● Directions for this task:
Would you pull out every line of the material that contains the string "JSON"?

● Given records:
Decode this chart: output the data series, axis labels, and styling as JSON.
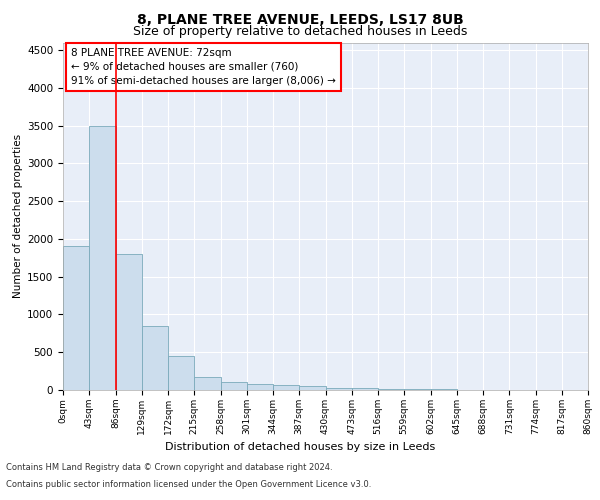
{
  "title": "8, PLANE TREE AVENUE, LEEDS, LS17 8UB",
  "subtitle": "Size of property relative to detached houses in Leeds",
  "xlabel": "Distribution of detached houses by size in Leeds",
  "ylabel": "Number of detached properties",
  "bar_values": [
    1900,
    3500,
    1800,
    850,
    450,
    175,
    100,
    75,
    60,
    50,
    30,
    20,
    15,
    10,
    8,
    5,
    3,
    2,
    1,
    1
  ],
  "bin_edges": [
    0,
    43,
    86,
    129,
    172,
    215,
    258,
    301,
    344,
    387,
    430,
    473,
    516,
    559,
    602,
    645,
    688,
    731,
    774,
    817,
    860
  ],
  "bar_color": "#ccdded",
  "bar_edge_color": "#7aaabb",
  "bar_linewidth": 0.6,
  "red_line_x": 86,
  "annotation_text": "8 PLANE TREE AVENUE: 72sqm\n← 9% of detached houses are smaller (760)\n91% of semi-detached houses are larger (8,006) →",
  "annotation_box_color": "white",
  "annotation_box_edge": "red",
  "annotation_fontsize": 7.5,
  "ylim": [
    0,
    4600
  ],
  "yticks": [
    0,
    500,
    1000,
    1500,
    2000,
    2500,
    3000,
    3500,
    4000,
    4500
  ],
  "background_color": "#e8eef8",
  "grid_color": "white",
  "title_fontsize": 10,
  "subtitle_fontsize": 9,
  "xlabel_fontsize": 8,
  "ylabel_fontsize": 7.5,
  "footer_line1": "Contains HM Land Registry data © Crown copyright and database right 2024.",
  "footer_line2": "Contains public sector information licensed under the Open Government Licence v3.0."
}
==
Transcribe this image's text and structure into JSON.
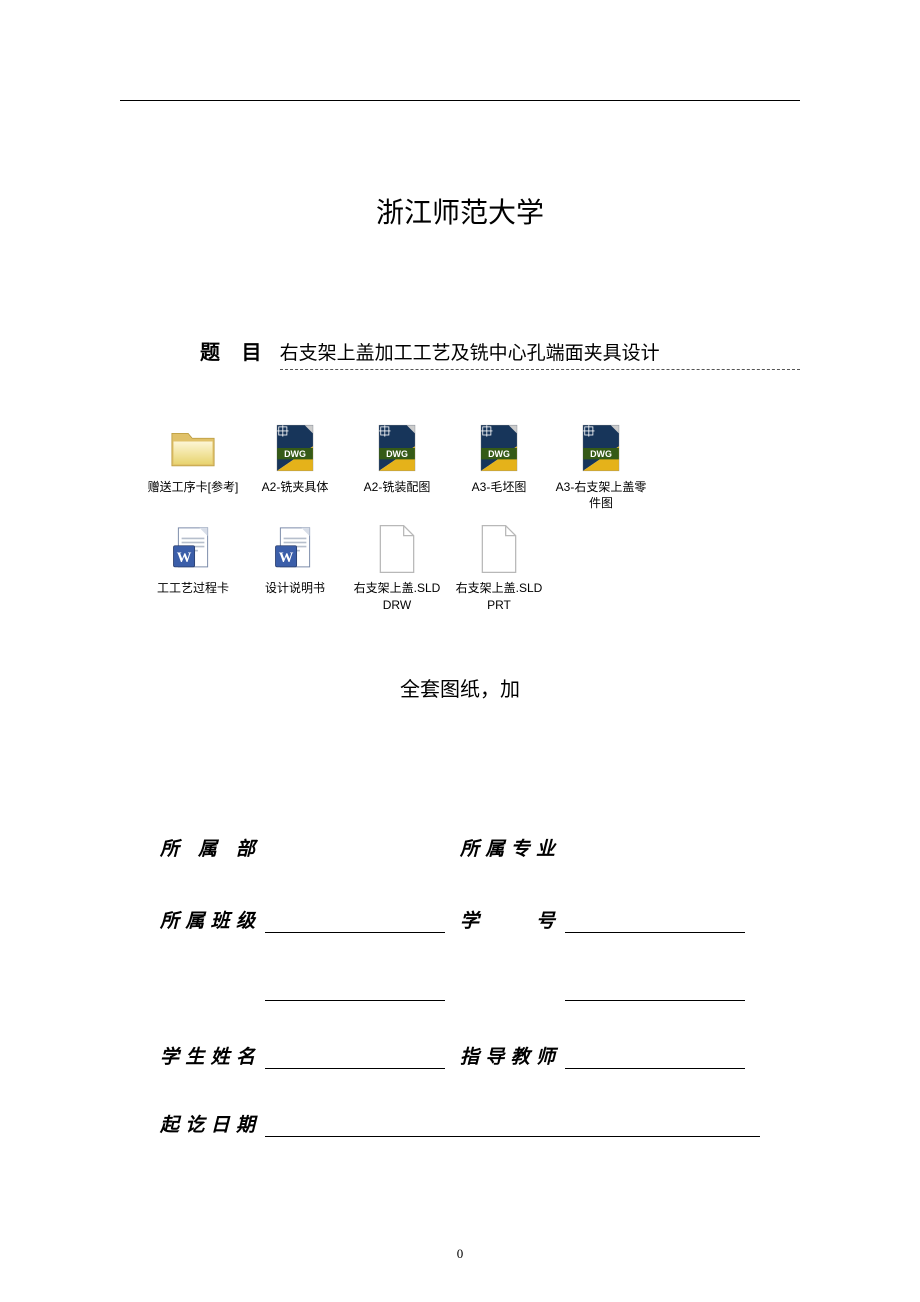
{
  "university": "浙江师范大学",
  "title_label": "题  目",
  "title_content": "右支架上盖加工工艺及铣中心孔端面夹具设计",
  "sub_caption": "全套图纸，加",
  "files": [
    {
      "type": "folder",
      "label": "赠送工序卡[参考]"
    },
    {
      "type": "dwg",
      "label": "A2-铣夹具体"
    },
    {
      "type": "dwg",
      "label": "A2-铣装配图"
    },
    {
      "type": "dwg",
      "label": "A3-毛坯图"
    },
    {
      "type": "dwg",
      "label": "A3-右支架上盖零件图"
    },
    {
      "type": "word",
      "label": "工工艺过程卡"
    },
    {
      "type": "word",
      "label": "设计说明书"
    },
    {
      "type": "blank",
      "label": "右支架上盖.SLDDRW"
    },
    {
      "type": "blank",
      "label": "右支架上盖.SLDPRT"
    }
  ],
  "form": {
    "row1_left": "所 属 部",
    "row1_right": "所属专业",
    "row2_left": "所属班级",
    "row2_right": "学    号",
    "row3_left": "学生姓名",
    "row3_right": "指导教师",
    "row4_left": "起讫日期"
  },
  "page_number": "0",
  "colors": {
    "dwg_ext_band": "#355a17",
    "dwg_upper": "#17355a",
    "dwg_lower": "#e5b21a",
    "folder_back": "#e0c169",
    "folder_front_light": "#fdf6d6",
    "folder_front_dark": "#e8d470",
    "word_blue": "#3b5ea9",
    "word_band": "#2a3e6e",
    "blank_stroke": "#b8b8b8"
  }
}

● Solution to the problem:
Decode this chart: output the data series, axis labels, and styling as JSON.
Transcribe this image's text and structure into JSON.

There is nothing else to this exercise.